> [Exercise description]:
Find each line with the string "thật" and copy it.

> [Excerpted data]:
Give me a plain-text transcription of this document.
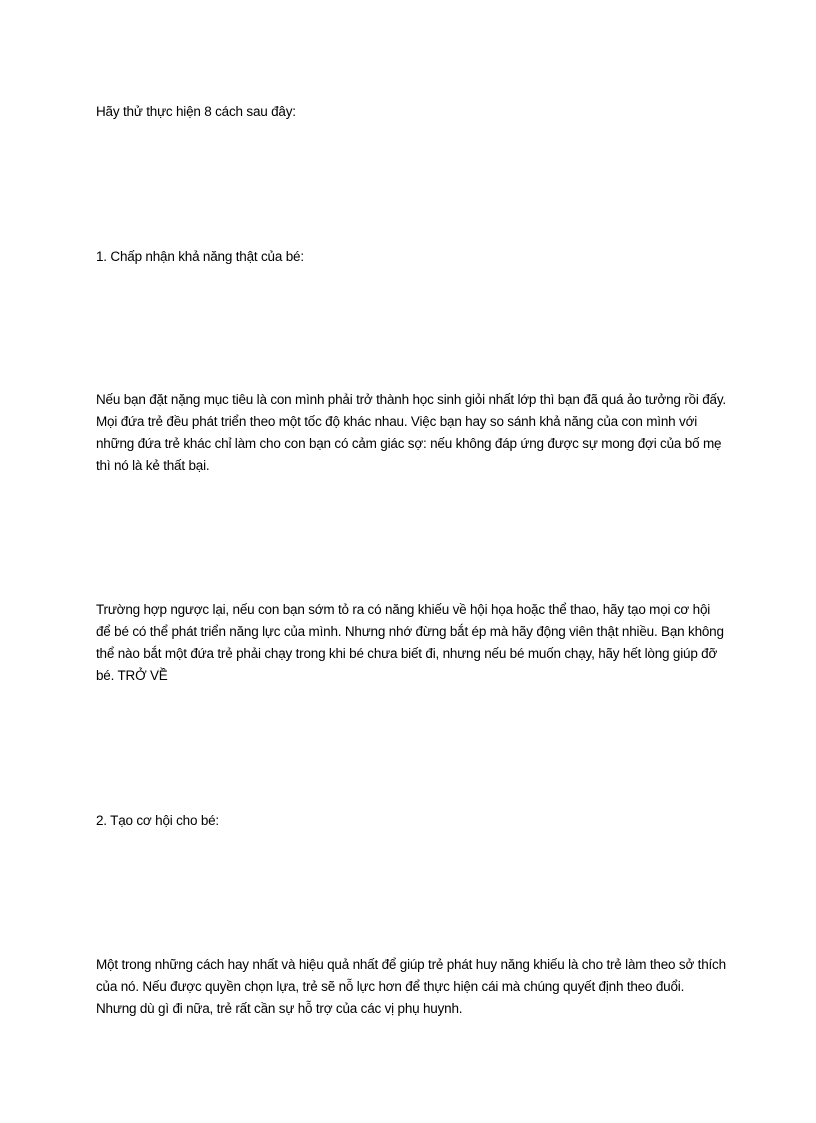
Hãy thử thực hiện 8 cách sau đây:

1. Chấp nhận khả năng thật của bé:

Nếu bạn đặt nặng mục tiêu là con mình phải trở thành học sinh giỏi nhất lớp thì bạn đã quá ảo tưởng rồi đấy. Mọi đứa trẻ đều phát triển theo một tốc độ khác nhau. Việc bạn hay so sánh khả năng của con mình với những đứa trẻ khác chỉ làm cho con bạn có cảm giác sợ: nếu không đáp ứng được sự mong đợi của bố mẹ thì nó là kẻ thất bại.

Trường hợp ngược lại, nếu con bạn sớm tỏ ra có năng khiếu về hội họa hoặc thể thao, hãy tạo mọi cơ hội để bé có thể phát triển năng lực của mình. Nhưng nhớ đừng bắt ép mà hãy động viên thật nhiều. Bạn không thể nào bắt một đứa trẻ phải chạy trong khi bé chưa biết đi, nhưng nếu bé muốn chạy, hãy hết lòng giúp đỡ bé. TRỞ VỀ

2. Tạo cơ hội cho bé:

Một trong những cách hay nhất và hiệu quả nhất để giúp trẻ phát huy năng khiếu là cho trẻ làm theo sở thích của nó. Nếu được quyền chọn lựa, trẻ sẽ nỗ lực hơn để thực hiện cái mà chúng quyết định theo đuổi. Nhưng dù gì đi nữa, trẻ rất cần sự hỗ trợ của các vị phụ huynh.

> [Full output]:
1. Chấp nhận khả năng thật của bé:
Trường hợp ngược lại, nếu con bạn sớm tỏ ra có năng khiếu về hội họa hoặc thể thao, hãy tạo mọi cơ hội để bé có thể phát triển năng lực của mình. Nhưng nhớ đừng bắt ép mà hãy động viên thật nhiều. Bạn không thể nào bắt một đứa trẻ phải chạy trong khi bé chưa biết đi, nhưng nếu bé muốn chạy, hãy hết lòng giúp đỡ bé. TRỞ VỀ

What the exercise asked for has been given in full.